Write out the data again in full, exactly as it reads.

Supplied data =

┄┄┄┄┄┄┄┄┄┄

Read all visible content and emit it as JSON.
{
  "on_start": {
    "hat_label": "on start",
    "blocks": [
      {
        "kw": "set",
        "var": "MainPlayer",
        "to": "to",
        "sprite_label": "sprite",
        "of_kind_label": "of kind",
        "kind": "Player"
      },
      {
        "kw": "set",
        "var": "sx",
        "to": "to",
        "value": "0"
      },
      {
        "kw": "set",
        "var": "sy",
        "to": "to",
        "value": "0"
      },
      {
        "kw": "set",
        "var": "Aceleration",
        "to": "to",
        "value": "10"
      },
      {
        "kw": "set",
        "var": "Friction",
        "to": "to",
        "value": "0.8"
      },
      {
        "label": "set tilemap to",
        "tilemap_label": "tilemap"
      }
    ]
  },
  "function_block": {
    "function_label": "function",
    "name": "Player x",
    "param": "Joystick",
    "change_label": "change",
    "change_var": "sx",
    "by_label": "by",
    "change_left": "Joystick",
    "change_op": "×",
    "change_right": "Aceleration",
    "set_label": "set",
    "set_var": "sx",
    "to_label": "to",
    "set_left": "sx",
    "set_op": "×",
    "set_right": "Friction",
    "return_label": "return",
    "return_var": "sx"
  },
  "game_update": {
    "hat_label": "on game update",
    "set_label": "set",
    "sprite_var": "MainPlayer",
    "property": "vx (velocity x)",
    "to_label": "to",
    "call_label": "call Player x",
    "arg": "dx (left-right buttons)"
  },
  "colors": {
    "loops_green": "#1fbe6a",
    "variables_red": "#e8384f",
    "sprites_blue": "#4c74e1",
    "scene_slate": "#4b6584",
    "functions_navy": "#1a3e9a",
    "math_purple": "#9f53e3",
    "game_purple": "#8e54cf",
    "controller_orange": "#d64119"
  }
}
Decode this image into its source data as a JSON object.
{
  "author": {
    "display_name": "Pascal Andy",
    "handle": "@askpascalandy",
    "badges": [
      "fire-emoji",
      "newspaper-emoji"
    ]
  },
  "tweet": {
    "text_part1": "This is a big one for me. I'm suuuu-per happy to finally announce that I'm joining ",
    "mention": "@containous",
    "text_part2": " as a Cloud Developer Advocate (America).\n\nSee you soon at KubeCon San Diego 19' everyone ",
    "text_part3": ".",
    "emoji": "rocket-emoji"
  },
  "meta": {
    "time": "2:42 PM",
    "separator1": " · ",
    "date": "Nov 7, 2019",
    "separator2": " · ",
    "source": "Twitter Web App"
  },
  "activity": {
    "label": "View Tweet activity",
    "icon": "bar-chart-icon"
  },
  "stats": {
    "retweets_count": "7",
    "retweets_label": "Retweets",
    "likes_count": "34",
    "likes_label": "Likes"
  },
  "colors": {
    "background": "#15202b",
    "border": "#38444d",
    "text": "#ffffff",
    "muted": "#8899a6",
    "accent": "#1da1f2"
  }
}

┄┄┄┄┄┄┄┄┄┄

Solution to the exercise =
Read all visible content and emit it as JSON.
{
  "on_start": {
    "hat_label": "on start",
    "blocks": [
      {
        "kw": "set",
        "var": "MainPlayer",
        "to": "to",
        "sprite_label": "sprite",
        "of_kind_label": "of kind",
        "kind": "Player"
      },
      {
        "kw": "set",
        "var": "sx",
        "to": "to",
        "value": "0"
      },
      {
        "kw": "set",
        "var": "sy",
        "to": "to",
        "value": "0"
      },
      {
        "kw": "set",
        "var": "Aceleration",
        "to": "to",
        "value": "10"
      },
      {
        "kw": "set",
        "var": "Friction",
        "to": "to",
        "value": "0.8"
      },
      {
        "label": "set tilemap to",
        "tilemap_label": "tilemap"
      }
    ]
  },
  "function_block": {
    "function_label": "function",
    "name": "Player x",
    "param": "Joystick",
    "change_label": "change",
    "change_var": "sx",
    "by_label": "by",
    "change_left": "Joystick",
    "change_op": "×",
    "change_right": "Aceleration",
    "set_label": "set",
    "set_var": "sx",
    "to_label": "to",
    "set_left": "sx",
    "set_op": "×",
    "set_right": "Friction",
    "return_label": "return",
    "return_var": "sx"
  },
  "game_update": {
    "hat_label": "on game update",
    "set_label": "set",
    "sprite_var": "MainPlayer",
    "property": "vx (velocity x)",
    "to_label": "to",
    "call_label": "call Player x",
    "arg": "dx (left-right buttons)"
  },
  "colors": {
    "loops_green": "#1fbe6a",
    "variables_red": "#e8384f",
    "sprites_blue": "#4c74e1",
    "scene_slate": "#4b6584",
    "functions_navy": "#1a3e9a",
    "math_purple": "#9f53e3",
    "game_purple": "#8e54cf",
    "controller_orange": "#d64119"
  }
}
Decode this image into its source data as a JSON object.
{
  "author": {
    "display_name": "Pascal Andy",
    "handle": "@askpascalandy",
    "badges": [
      "fire-emoji",
      "newspaper-emoji"
    ]
  },
  "tweet": {
    "text_part1": "This is a big one for me. I'm suuuu-per happy to finally announce that I'm joining ",
    "mention": "@containous",
    "text_part2": " as a Cloud Developer Advocate (America).\n\nSee you soon at KubeCon San Diego 19' everyone ",
    "text_part3": ".",
    "emoji": "rocket-emoji"
  },
  "meta": {
    "time": "2:42 PM",
    "separator1": " · ",
    "date": "Nov 7, 2019",
    "separator2": " · ",
    "source": "Twitter Web App"
  },
  "activity": {
    "label": "View Tweet activity",
    "icon": "bar-chart-icon"
  },
  "stats": {
    "retweets_count": "7",
    "retweets_label": "Retweets",
    "likes_count": "34",
    "likes_label": "Likes"
  },
  "colors": {
    "background": "#15202b",
    "border": "#38444d",
    "text": "#ffffff",
    "muted": "#8899a6",
    "accent": "#1da1f2"
  }
}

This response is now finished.